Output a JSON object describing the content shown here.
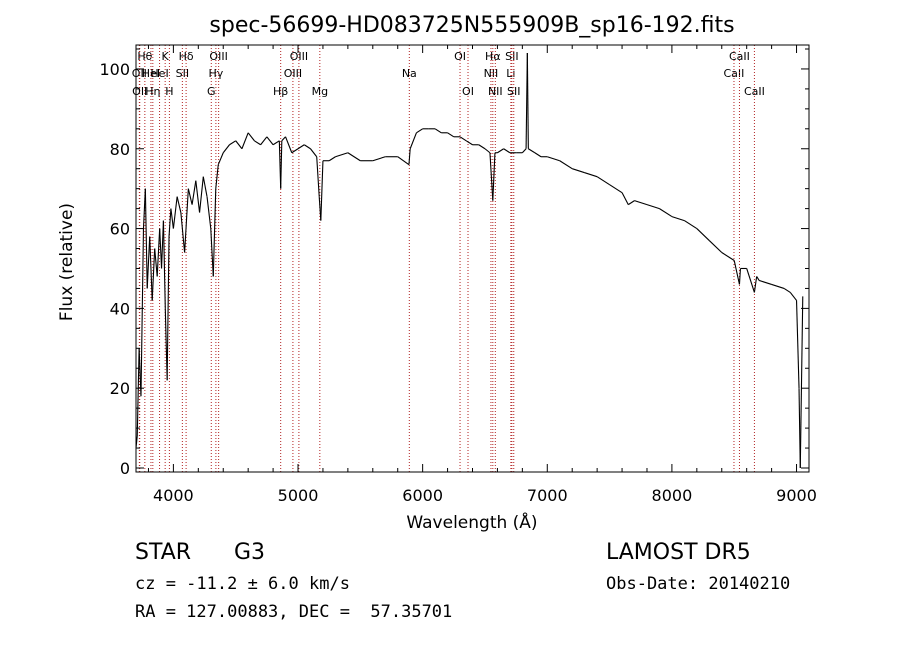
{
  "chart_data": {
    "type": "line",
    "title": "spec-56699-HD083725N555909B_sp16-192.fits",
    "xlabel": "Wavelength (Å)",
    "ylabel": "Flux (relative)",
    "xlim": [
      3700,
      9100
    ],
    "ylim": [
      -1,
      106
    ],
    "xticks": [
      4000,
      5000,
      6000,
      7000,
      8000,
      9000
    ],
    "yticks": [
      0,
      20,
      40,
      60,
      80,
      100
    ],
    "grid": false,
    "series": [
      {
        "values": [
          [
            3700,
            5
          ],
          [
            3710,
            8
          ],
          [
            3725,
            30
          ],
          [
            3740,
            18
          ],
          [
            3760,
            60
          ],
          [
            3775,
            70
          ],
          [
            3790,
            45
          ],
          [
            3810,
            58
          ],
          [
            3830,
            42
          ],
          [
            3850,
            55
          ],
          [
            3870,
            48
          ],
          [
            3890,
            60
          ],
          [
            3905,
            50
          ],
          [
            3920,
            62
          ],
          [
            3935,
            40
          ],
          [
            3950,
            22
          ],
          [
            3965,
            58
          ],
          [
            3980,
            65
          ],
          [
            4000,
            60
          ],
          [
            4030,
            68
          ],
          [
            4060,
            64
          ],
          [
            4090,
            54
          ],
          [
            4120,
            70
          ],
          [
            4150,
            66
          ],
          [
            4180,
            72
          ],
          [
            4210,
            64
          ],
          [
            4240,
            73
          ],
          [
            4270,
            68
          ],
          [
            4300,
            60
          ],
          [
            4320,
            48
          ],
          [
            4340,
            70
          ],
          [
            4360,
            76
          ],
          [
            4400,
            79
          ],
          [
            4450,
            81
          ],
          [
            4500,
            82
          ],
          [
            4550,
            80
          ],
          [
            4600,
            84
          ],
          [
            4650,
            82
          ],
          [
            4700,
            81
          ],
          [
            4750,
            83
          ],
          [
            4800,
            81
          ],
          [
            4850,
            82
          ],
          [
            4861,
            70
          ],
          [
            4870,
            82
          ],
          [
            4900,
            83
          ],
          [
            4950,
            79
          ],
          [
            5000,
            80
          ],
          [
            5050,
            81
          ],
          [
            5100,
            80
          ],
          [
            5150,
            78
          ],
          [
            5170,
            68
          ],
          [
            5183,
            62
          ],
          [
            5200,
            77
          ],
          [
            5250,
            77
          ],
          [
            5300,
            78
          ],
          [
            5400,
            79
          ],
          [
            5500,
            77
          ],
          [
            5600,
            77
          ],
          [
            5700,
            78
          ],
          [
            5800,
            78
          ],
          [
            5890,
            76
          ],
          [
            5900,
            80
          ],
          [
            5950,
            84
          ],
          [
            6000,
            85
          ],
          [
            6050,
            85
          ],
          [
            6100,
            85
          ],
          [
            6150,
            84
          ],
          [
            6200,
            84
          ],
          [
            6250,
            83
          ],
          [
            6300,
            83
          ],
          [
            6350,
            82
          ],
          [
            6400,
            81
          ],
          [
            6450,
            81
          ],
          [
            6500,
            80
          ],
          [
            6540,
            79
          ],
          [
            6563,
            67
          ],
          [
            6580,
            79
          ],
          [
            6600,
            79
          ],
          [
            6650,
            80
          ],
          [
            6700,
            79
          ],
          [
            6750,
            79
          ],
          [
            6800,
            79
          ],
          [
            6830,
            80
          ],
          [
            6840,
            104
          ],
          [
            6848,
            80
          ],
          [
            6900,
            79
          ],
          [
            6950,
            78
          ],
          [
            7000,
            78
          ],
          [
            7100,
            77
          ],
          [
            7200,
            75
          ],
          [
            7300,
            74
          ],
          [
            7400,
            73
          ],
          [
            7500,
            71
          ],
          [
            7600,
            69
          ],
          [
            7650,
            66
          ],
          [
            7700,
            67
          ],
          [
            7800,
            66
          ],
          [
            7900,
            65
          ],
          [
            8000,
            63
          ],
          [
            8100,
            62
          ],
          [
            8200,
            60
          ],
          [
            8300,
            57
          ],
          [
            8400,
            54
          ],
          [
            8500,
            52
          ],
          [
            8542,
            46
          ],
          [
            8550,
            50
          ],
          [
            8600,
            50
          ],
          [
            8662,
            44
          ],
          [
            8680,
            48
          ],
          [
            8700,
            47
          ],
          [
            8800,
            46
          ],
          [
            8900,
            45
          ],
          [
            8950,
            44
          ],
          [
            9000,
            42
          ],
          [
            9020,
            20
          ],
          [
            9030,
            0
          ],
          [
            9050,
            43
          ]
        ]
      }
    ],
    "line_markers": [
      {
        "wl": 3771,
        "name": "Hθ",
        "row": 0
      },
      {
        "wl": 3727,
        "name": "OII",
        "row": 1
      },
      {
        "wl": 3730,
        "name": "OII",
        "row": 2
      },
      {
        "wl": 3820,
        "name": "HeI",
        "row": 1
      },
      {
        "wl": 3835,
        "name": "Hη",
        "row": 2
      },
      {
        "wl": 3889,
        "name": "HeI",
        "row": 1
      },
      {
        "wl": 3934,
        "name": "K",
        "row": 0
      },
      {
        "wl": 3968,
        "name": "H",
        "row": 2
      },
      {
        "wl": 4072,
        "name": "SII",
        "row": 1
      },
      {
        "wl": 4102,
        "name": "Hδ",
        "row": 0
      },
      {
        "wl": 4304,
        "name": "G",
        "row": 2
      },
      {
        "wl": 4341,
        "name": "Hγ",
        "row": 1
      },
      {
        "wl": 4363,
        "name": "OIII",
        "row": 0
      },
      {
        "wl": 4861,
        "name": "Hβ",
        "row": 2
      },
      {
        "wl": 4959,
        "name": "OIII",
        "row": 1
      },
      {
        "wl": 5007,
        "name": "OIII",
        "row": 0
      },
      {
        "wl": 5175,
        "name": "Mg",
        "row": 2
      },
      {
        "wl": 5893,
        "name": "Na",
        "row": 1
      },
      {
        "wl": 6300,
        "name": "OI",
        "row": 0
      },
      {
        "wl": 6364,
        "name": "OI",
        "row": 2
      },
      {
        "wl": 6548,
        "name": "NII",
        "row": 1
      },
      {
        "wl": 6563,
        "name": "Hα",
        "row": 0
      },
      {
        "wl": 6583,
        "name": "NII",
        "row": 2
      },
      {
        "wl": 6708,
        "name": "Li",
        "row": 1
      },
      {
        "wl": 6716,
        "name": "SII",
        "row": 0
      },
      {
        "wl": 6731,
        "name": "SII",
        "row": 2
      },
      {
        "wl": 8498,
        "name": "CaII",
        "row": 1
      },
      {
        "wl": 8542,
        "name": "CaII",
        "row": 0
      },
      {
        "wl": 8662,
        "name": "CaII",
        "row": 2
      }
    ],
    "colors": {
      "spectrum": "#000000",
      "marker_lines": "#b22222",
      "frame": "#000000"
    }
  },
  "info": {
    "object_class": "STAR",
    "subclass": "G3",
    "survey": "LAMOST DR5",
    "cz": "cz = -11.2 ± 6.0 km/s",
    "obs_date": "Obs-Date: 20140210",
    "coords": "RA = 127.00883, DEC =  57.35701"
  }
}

::::::::

— Exercise details —
Restate the entire listing word for word, excluding pictures.

— Full response —
Output a JSON object describing the content shown here.
{
  "chart_data": {
    "type": "line",
    "title": "spec-56699-HD083725N555909B_sp16-192.fits",
    "xlabel": "Wavelength (Å)",
    "ylabel": "Flux (relative)",
    "xlim": [
      3700,
      9100
    ],
    "ylim": [
      -1,
      106
    ],
    "xticks": [
      4000,
      5000,
      6000,
      7000,
      8000,
      9000
    ],
    "yticks": [
      0,
      20,
      40,
      60,
      80,
      100
    ],
    "grid": false,
    "series": [
      {
        "values": [
          [
            3700,
            5
          ],
          [
            3710,
            8
          ],
          [
            3725,
            30
          ],
          [
            3740,
            18
          ],
          [
            3760,
            60
          ],
          [
            3775,
            70
          ],
          [
            3790,
            45
          ],
          [
            3810,
            58
          ],
          [
            3830,
            42
          ],
          [
            3850,
            55
          ],
          [
            3870,
            48
          ],
          [
            3890,
            60
          ],
          [
            3905,
            50
          ],
          [
            3920,
            62
          ],
          [
            3935,
            40
          ],
          [
            3950,
            22
          ],
          [
            3965,
            58
          ],
          [
            3980,
            65
          ],
          [
            4000,
            60
          ],
          [
            4030,
            68
          ],
          [
            4060,
            64
          ],
          [
            4090,
            54
          ],
          [
            4120,
            70
          ],
          [
            4150,
            66
          ],
          [
            4180,
            72
          ],
          [
            4210,
            64
          ],
          [
            4240,
            73
          ],
          [
            4270,
            68
          ],
          [
            4300,
            60
          ],
          [
            4320,
            48
          ],
          [
            4340,
            70
          ],
          [
            4360,
            76
          ],
          [
            4400,
            79
          ],
          [
            4450,
            81
          ],
          [
            4500,
            82
          ],
          [
            4550,
            80
          ],
          [
            4600,
            84
          ],
          [
            4650,
            82
          ],
          [
            4700,
            81
          ],
          [
            4750,
            83
          ],
          [
            4800,
            81
          ],
          [
            4850,
            82
          ],
          [
            4861,
            70
          ],
          [
            4870,
            82
          ],
          [
            4900,
            83
          ],
          [
            4950,
            79
          ],
          [
            5000,
            80
          ],
          [
            5050,
            81
          ],
          [
            5100,
            80
          ],
          [
            5150,
            78
          ],
          [
            5170,
            68
          ],
          [
            5183,
            62
          ],
          [
            5200,
            77
          ],
          [
            5250,
            77
          ],
          [
            5300,
            78
          ],
          [
            5400,
            79
          ],
          [
            5500,
            77
          ],
          [
            5600,
            77
          ],
          [
            5700,
            78
          ],
          [
            5800,
            78
          ],
          [
            5890,
            76
          ],
          [
            5900,
            80
          ],
          [
            5950,
            84
          ],
          [
            6000,
            85
          ],
          [
            6050,
            85
          ],
          [
            6100,
            85
          ],
          [
            6150,
            84
          ],
          [
            6200,
            84
          ],
          [
            6250,
            83
          ],
          [
            6300,
            83
          ],
          [
            6350,
            82
          ],
          [
            6400,
            81
          ],
          [
            6450,
            81
          ],
          [
            6500,
            80
          ],
          [
            6540,
            79
          ],
          [
            6563,
            67
          ],
          [
            6580,
            79
          ],
          [
            6600,
            79
          ],
          [
            6650,
            80
          ],
          [
            6700,
            79
          ],
          [
            6750,
            79
          ],
          [
            6800,
            79
          ],
          [
            6830,
            80
          ],
          [
            6840,
            104
          ],
          [
            6848,
            80
          ],
          [
            6900,
            79
          ],
          [
            6950,
            78
          ],
          [
            7000,
            78
          ],
          [
            7100,
            77
          ],
          [
            7200,
            75
          ],
          [
            7300,
            74
          ],
          [
            7400,
            73
          ],
          [
            7500,
            71
          ],
          [
            7600,
            69
          ],
          [
            7650,
            66
          ],
          [
            7700,
            67
          ],
          [
            7800,
            66
          ],
          [
            7900,
            65
          ],
          [
            8000,
            63
          ],
          [
            8100,
            62
          ],
          [
            8200,
            60
          ],
          [
            8300,
            57
          ],
          [
            8400,
            54
          ],
          [
            8500,
            52
          ],
          [
            8542,
            46
          ],
          [
            8550,
            50
          ],
          [
            8600,
            50
          ],
          [
            8662,
            44
          ],
          [
            8680,
            48
          ],
          [
            8700,
            47
          ],
          [
            8800,
            46
          ],
          [
            8900,
            45
          ],
          [
            8950,
            44
          ],
          [
            9000,
            42
          ],
          [
            9020,
            20
          ],
          [
            9030,
            0
          ],
          [
            9050,
            43
          ]
        ]
      }
    ],
    "line_markers": [
      {
        "wl": 3771,
        "name": "Hθ",
        "row": 0
      },
      {
        "wl": 3727,
        "name": "OII",
        "row": 1
      },
      {
        "wl": 3730,
        "name": "OII",
        "row": 2
      },
      {
        "wl": 3820,
        "name": "HeI",
        "row": 1
      },
      {
        "wl": 3835,
        "name": "Hη",
        "row": 2
      },
      {
        "wl": 3889,
        "name": "HeI",
        "row": 1
      },
      {
        "wl": 3934,
        "name": "K",
        "row": 0
      },
      {
        "wl": 3968,
        "name": "H",
        "row": 2
      },
      {
        "wl": 4072,
        "name": "SII",
        "row": 1
      },
      {
        "wl": 4102,
        "name": "Hδ",
        "row": 0
      },
      {
        "wl": 4304,
        "name": "G",
        "row": 2
      },
      {
        "wl": 4341,
        "name": "Hγ",
        "row": 1
      },
      {
        "wl": 4363,
        "name": "OIII",
        "row": 0
      },
      {
        "wl": 4861,
        "name": "Hβ",
        "row": 2
      },
      {
        "wl": 4959,
        "name": "OIII",
        "row": 1
      },
      {
        "wl": 5007,
        "name": "OIII",
        "row": 0
      },
      {
        "wl": 5175,
        "name": "Mg",
        "row": 2
      },
      {
        "wl": 5893,
        "name": "Na",
        "row": 1
      },
      {
        "wl": 6300,
        "name": "OI",
        "row": 0
      },
      {
        "wl": 6364,
        "name": "OI",
        "row": 2
      },
      {
        "wl": 6548,
        "name": "NII",
        "row": 1
      },
      {
        "wl": 6563,
        "name": "Hα",
        "row": 0
      },
      {
        "wl": 6583,
        "name": "NII",
        "row": 2
      },
      {
        "wl": 6708,
        "name": "Li",
        "row": 1
      },
      {
        "wl": 6716,
        "name": "SII",
        "row": 0
      },
      {
        "wl": 6731,
        "name": "SII",
        "row": 2
      },
      {
        "wl": 8498,
        "name": "CaII",
        "row": 1
      },
      {
        "wl": 8542,
        "name": "CaII",
        "row": 0
      },
      {
        "wl": 8662,
        "name": "CaII",
        "row": 2
      }
    ],
    "colors": {
      "spectrum": "#000000",
      "marker_lines": "#b22222",
      "frame": "#000000"
    }
  },
  "info": {
    "object_class": "STAR",
    "subclass": "G3",
    "survey": "LAMOST DR5",
    "cz": "cz = -11.2 ± 6.0 km/s",
    "obs_date": "Obs-Date: 20140210",
    "coords": "RA = 127.00883, DEC =  57.35701"
  }
}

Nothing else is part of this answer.